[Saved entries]
====================

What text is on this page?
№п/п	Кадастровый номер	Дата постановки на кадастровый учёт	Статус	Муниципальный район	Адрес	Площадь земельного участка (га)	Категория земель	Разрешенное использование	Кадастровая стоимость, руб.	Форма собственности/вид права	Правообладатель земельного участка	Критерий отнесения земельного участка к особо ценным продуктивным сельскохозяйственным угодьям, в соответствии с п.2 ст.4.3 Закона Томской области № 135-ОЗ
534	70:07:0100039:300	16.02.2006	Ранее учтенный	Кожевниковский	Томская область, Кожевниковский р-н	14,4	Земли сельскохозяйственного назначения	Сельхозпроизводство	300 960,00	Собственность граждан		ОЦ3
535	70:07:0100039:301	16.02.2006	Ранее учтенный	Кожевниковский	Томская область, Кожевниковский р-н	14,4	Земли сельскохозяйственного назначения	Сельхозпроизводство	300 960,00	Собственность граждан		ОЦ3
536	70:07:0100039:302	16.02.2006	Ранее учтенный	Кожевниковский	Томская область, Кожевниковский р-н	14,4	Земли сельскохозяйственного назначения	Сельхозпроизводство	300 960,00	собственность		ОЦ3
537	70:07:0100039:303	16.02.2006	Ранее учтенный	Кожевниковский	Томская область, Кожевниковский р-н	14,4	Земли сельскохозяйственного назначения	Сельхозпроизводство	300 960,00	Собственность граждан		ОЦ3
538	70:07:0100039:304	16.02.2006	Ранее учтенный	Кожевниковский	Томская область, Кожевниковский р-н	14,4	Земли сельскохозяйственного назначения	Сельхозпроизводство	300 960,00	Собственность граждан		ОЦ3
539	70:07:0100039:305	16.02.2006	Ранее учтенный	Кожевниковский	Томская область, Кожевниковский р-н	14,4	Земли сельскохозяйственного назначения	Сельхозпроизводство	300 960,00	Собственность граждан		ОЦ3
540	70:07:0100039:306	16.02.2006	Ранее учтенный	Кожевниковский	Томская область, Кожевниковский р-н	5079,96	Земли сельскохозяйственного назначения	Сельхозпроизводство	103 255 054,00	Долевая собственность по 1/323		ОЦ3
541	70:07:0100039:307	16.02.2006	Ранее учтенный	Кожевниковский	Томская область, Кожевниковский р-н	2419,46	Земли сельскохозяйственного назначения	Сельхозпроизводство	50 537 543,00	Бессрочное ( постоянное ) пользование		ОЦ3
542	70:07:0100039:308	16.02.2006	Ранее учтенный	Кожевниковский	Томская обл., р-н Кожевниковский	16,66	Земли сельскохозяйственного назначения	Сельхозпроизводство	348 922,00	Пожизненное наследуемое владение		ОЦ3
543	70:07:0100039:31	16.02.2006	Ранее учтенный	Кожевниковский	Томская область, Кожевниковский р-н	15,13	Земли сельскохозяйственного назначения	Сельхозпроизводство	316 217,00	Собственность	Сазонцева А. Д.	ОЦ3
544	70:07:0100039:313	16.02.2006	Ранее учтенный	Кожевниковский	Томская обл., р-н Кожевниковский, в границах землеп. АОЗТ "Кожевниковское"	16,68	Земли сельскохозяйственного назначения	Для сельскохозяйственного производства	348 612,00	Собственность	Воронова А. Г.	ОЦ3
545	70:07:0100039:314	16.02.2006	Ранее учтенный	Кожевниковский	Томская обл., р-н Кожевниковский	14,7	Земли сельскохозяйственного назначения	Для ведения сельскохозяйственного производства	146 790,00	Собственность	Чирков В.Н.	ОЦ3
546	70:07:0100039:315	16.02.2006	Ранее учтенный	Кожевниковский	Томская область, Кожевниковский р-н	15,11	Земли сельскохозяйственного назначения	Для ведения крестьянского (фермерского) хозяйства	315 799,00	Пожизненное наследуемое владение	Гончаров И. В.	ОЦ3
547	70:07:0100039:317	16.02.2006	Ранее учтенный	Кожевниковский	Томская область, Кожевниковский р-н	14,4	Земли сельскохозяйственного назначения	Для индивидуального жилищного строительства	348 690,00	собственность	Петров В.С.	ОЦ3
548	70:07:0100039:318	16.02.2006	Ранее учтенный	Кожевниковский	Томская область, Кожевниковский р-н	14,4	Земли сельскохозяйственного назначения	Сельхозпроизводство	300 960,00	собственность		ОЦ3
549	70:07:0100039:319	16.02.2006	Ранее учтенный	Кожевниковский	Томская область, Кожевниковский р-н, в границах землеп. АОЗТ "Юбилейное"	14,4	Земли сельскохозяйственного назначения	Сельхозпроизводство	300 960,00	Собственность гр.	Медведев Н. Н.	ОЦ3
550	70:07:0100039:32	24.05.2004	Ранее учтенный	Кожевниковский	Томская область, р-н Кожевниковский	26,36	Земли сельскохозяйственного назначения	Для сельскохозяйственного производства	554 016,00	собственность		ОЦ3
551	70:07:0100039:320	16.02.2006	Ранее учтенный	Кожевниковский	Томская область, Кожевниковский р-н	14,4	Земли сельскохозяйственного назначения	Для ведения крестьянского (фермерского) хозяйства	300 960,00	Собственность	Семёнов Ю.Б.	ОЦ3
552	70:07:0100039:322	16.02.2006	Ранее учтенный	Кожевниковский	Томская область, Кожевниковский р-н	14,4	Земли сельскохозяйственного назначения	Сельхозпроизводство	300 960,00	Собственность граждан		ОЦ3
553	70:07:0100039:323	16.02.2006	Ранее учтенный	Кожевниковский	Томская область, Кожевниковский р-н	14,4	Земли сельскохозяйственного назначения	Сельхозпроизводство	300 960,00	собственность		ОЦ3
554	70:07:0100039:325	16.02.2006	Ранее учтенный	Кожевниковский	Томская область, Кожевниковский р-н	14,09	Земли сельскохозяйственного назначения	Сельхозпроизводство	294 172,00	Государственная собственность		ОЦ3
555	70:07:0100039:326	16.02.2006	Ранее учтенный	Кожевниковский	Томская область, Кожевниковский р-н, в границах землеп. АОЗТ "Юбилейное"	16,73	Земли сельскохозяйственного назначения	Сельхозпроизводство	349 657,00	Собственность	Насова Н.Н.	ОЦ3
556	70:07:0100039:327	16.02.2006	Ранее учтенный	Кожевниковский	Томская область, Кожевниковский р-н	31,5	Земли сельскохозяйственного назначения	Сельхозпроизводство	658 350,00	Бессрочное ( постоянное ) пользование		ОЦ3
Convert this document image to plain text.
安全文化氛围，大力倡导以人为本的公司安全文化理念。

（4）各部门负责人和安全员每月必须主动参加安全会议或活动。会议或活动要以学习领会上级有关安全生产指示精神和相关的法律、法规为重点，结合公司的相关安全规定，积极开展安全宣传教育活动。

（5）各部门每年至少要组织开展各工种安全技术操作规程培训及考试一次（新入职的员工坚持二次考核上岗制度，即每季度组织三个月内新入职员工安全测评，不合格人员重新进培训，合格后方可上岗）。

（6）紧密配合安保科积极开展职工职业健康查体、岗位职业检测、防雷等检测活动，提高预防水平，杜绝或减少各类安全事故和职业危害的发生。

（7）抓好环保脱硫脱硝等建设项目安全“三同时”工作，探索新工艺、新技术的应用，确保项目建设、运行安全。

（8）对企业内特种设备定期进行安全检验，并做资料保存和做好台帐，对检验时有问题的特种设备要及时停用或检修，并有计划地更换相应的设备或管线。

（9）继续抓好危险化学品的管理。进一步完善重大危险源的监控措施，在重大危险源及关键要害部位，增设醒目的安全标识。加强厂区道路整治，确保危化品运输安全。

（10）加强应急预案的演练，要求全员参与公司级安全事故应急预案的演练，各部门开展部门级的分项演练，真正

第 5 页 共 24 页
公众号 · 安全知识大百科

====================

WHAT IS BEING ASKED> Your task is to return the full listing exactly as it was given.

WRITTEN RESPONSE>
What text is on this page?
№п/п	Кадастровый номер	Дата постановки на кадастровый учёт	Статус	Муниципальный район	Адрес	Площадь земельного участка (га)	Категория земель	Разрешенное использование	Кадастровая стоимость, руб.	Форма собственности/вид права	Правообладатель земельного участка	Критерий отнесения земельного участка к особо ценным продуктивным сельскохозяйственным угодьям, в соответствии с п.2 ст.4.3 Закона Томской области № 135-ОЗ
534	70:07:0100039:300	16.02.2006	Ранее учтенный	Кожевниковский	Томская область, Кожевниковский р-н	14,4	Земли сельскохозяйственного назначения	Сельхозпроизводство	300 960,00	Собственность граждан		ОЦ3
535	70:07:0100039:301	16.02.2006	Ранее учтенный	Кожевниковский	Томская область, Кожевниковский р-н	14,4	Земли сельскохозяйственного назначения	Сельхозпроизводство	300 960,00	Собственность граждан		ОЦ3
536	70:07:0100039:302	16.02.2006	Ранее учтенный	Кожевниковский	Томская область, Кожевниковский р-н	14,4	Земли сельскохозяйственного назначения	Сельхозпроизводство	300 960,00	собственность		ОЦ3
537	70:07:0100039:303	16.02.2006	Ранее учтенный	Кожевниковский	Томская область, Кожевниковский р-н	14,4	Земли сельскохозяйственного назначения	Сельхозпроизводство	300 960,00	Собственность граждан		ОЦ3
538	70:07:0100039:304	16.02.2006	Ранее учтенный	Кожевниковский	Томская область, Кожевниковский р-н	14,4	Земли сельскохозяйственного назначения	Сельхозпроизводство	300 960,00	Собственность граждан		ОЦ3
539	70:07:0100039:305	16.02.2006	Ранее учтенный	Кожевниковский	Томская область, Кожевниковский р-н	14,4	Земли сельскохозяйственного назначения	Сельхозпроизводство	300 960,00	Собственность граждан		ОЦ3
540	70:07:0100039:306	16.02.2006	Ранее учтенный	Кожевниковский	Томская область, Кожевниковский р-н	5079,96	Земли сельскохозяйственного назначения	Сельхозпроизводство	103 255 054,00	Долевая собственность по 1/323		ОЦ3
541	70:07:0100039:307	16.02.2006	Ранее учтенный	Кожевниковский	Томская область, Кожевниковский р-н	2419,46	Земли сельскохозяйственного назначения	Сельхозпроизводство	50 537 543,00	Бессрочное ( постоянное ) пользование		ОЦ3
542	70:07:0100039:308	16.02.2006	Ранее учтенный	Кожевниковский	Томская обл., р-н Кожевниковский	16,66	Земли сельскохозяйственного назначения	Сельхозпроизводство	348 922,00	Пожизненное наследуемое владение		ОЦ3
543	70:07:0100039:31	16.02.2006	Ранее учтенный	Кожевниковский	Томская область, Кожевниковский р-н	15,13	Земли сельскохозяйственного назначения	Сельхозпроизводство	316 217,00	Собственность	Сазонцева А. Д.	ОЦ3
544	70:07:0100039:313	16.02.2006	Ранее учтенный	Кожевниковский	Томская обл., р-н Кожевниковский, в границах землеп. АОЗТ "Кожевниковское"	16,68	Земли сельскохозяйственного назначения	Для сельскохозяйственного производства	348 612,00	Собственность	Воронова А. Г.	ОЦ3
545	70:07:0100039:314	16.02.2006	Ранее учтенный	Кожевниковский	Томская обл., р-н Кожевниковский	14,7	Земли сельскохозяйственного назначения	Для ведения сельскохозяйственного производства	146 790,00	Собственность	Чирков В.Н.	ОЦ3
546	70:07:0100039:315	16.02.2006	Ранее учтенный	Кожевниковский	Томская область, Кожевниковский р-н	15,11	Земли сельскохозяйственного назначения	Для ведения крестьянского (фермерского) хозяйства	315 799,00	Пожизненное наследуемое владение	Гончаров И. В.	ОЦ3
547	70:07:0100039:317	16.02.2006	Ранее учтенный	Кожевниковский	Томская область, Кожевниковский р-н	14,4	Земли сельскохозяйственного назначения	Для индивидуального жилищного строительства	348 690,00	собственность	Петров В.С.	ОЦ3
548	70:07:0100039:318	16.02.2006	Ранее учтенный	Кожевниковский	Томская область, Кожевниковский р-н	14,4	Земли сельскохозяйственного назначения	Сельхозпроизводство	300 960,00	собственность		ОЦ3
549	70:07:0100039:319	16.02.2006	Ранее учтенный	Кожевниковский	Томская область, Кожевниковский р-н, в границах землеп. АОЗТ "Юбилейное"	14,4	Земли сельскохозяйственного назначения	Сельхозпроизводство	300 960,00	Собственность гр.	Медведев Н. Н.	ОЦ3
550	70:07:0100039:32	24.05.2004	Ранее учтенный	Кожевниковский	Томская область, р-н Кожевниковский	26,36	Земли сельскохозяйственного назначения	Для сельскохозяйственного производства	554 016,00	собственность		ОЦ3
551	70:07:0100039:320	16.02.2006	Ранее учтенный	Кожевниковский	Томская область, Кожевниковский р-н	14,4	Земли сельскохозяйственного назначения	Для ведения крестьянского (фермерского) хозяйства	300 960,00	Собственность	Семёнов Ю.Б.	ОЦ3
552	70:07:0100039:322	16.02.2006	Ранее учтенный	Кожевниковский	Томская область, Кожевниковский р-н	14,4	Земли сельскохозяйственного назначения	Сельхозпроизводство	300 960,00	Собственность граждан		ОЦ3
553	70:07:0100039:323	16.02.2006	Ранее учтенный	Кожевниковский	Томская область, Кожевниковский р-н	14,4	Земли сельскохозяйственного назначения	Сельхозпроизводство	300 960,00	собственность		ОЦ3
554	70:07:0100039:325	16.02.2006	Ранее учтенный	Кожевниковский	Томская область, Кожевниковский р-н	14,09	Земли сельскохозяйственного назначения	Сельхозпроизводство	294 172,00	Государственная собственность		ОЦ3
555	70:07:0100039:326	16.02.2006	Ранее учтенный	Кожевниковский	Томская область, Кожевниковский р-н, в границах землеп. АОЗТ "Юбилейное"	16,73	Земли сельскохозяйственного назначения	Сельхозпроизводство	349 657,00	Собственность	Насова Н.Н.	ОЦ3
556	70:07:0100039:327	16.02.2006	Ранее учтенный	Кожевниковский	Томская область, Кожевниковский р-н	31,5	Земли сельскохозяйственного назначения	Сельхозпроизводство	658 350,00	Бессрочное ( постоянное ) пользование		ОЦ3
Convert this document image to plain text.
安全文化氛围，大力倡导以人为本的公司安全文化理念。

（4）各部门负责人和安全员每月必须主动参加安全会议或活动。会议或活动要以学习领会上级有关安全生产指示精神和相关的法律、法规为重点，结合公司的相关安全规定，积极开展安全宣传教育活动。

（5）各部门每年至少要组织开展各工种安全技术操作规程培训及考试一次（新入职的员工坚持二次考核上岗制度，即每季度组织三个月内新入职员工安全测评，不合格人员重新进培训，合格后方可上岗）。

（6）紧密配合安保科积极开展职工职业健康查体、岗位职业检测、防雷等检测活动，提高预防水平，杜绝或减少各类安全事故和职业危害的发生。

（7）抓好环保脱硫脱硝等建设项目安全“三同时”工作，探索新工艺、新技术的应用，确保项目建设、运行安全。

（8）对企业内特种设备定期进行安全检验，并做资料保存和做好台帐，对检验时有问题的特种设备要及时停用或检修，并有计划地更换相应的设备或管线。

（9）继续抓好危险化学品的管理。进一步完善重大危险源的监控措施，在重大危险源及关键要害部位，增设醒目的安全标识。加强厂区道路整治，确保危化品运输安全。

（10）加强应急预案的演练，要求全员参与公司级安全事故应急预案的演练，各部门开展部门级的分项演练，真正

第 5 页 共 24 页
公众号 · 安全知识大百科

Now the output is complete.